>> START Exercise data

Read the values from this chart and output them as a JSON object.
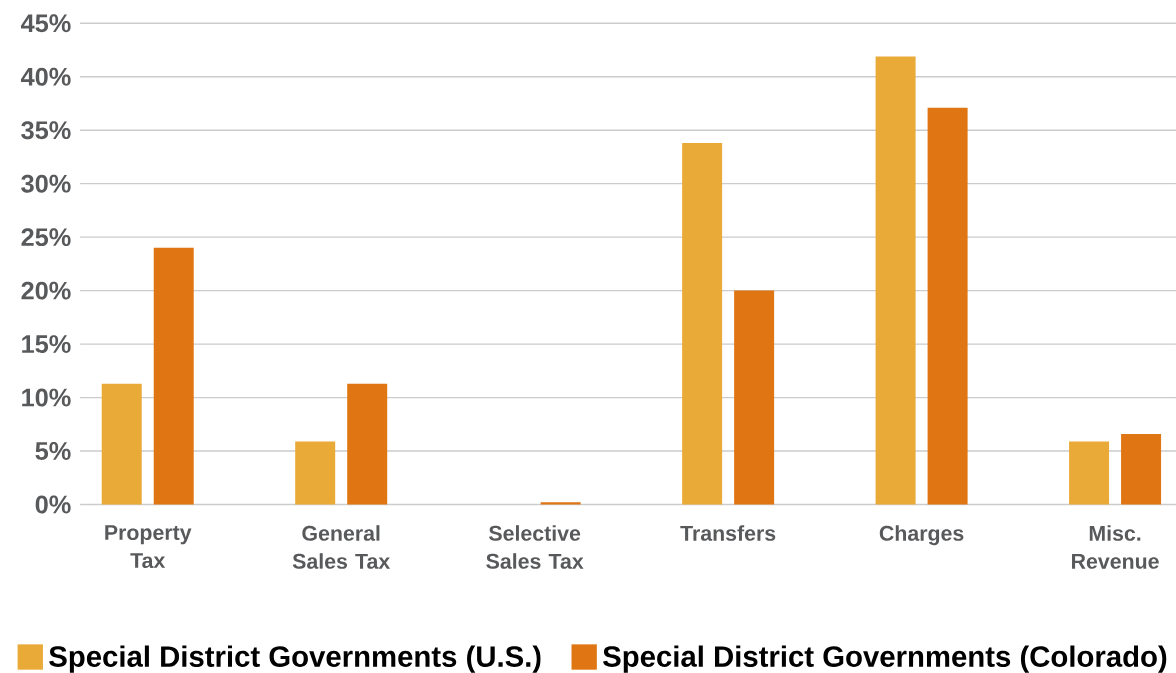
{
  "chart_data": {
    "type": "bar",
    "categories": [
      "Property Tax",
      "General Sales Tax",
      "Selective Sales Tax",
      "Transfers",
      "Charges",
      "Misc. Revenue"
    ],
    "series": [
      {
        "name": "Special District Governments (U.S.)",
        "color": "#e9aa38",
        "values": [
          11.3,
          5.9,
          0,
          33.8,
          41.9,
          5.9
        ]
      },
      {
        "name": "Special District Governments (Colorado)",
        "color": "#e07613",
        "values": [
          24.0,
          11.3,
          0.2,
          20.0,
          37.1,
          6.6
        ]
      }
    ],
    "ylim": [
      0,
      45
    ],
    "yticks": [
      {
        "value": 0,
        "label": "0%"
      },
      {
        "value": 5,
        "label": "5%"
      },
      {
        "value": 10,
        "label": "10%"
      },
      {
        "value": 15,
        "label": "15%"
      },
      {
        "value": 20,
        "label": "20%"
      },
      {
        "value": 25,
        "label": "25%"
      },
      {
        "value": 30,
        "label": "30%"
      },
      {
        "value": 35,
        "label": "35%"
      },
      {
        "value": 40,
        "label": "40%"
      },
      {
        "value": 45,
        "label": "45%"
      }
    ],
    "grid": "y",
    "legend": "bottom"
  }
}
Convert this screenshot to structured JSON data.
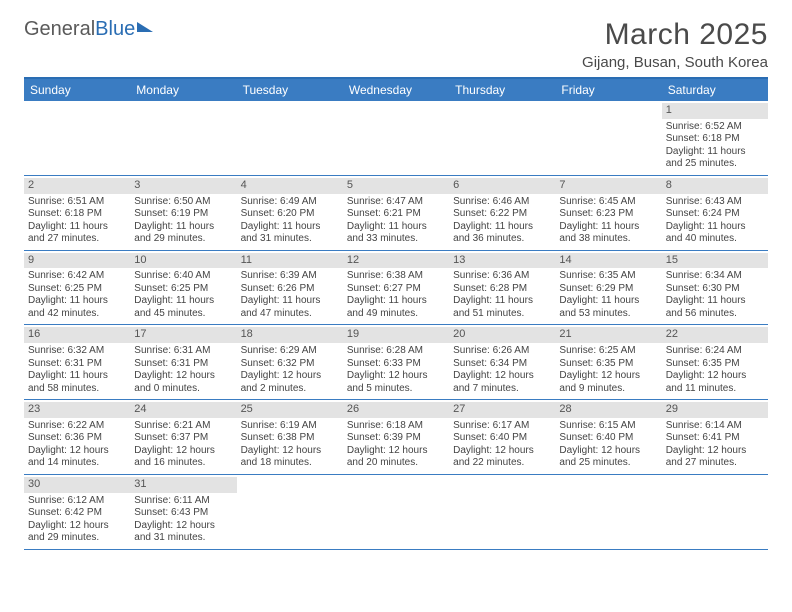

>> END Exercise data

- Exercise -
Go through the listing above and write it all out exactly, leaving out any picture.

- Written solution -
Read the values from this chart and output them as a JSON object.
{
  "chart_data": {
    "type": "bar",
    "categories": [
      "Property Tax",
      "General Sales Tax",
      "Selective Sales Tax",
      "Transfers",
      "Charges",
      "Misc. Revenue"
    ],
    "series": [
      {
        "name": "Special District Governments (U.S.)",
        "color": "#e9aa38",
        "values": [
          11.3,
          5.9,
          0,
          33.8,
          41.9,
          5.9
        ]
      },
      {
        "name": "Special District Governments (Colorado)",
        "color": "#e07613",
        "values": [
          24.0,
          11.3,
          0.2,
          20.0,
          37.1,
          6.6
        ]
      }
    ],
    "ylim": [
      0,
      45
    ],
    "yticks": [
      {
        "value": 0,
        "label": "0%"
      },
      {
        "value": 5,
        "label": "5%"
      },
      {
        "value": 10,
        "label": "10%"
      },
      {
        "value": 15,
        "label": "15%"
      },
      {
        "value": 20,
        "label": "20%"
      },
      {
        "value": 25,
        "label": "25%"
      },
      {
        "value": 30,
        "label": "30%"
      },
      {
        "value": 35,
        "label": "35%"
      },
      {
        "value": 40,
        "label": "40%"
      },
      {
        "value": 45,
        "label": "45%"
      }
    ],
    "grid": "y",
    "legend": "bottom"
  }
}
Convert this screenshot to structured JSON data.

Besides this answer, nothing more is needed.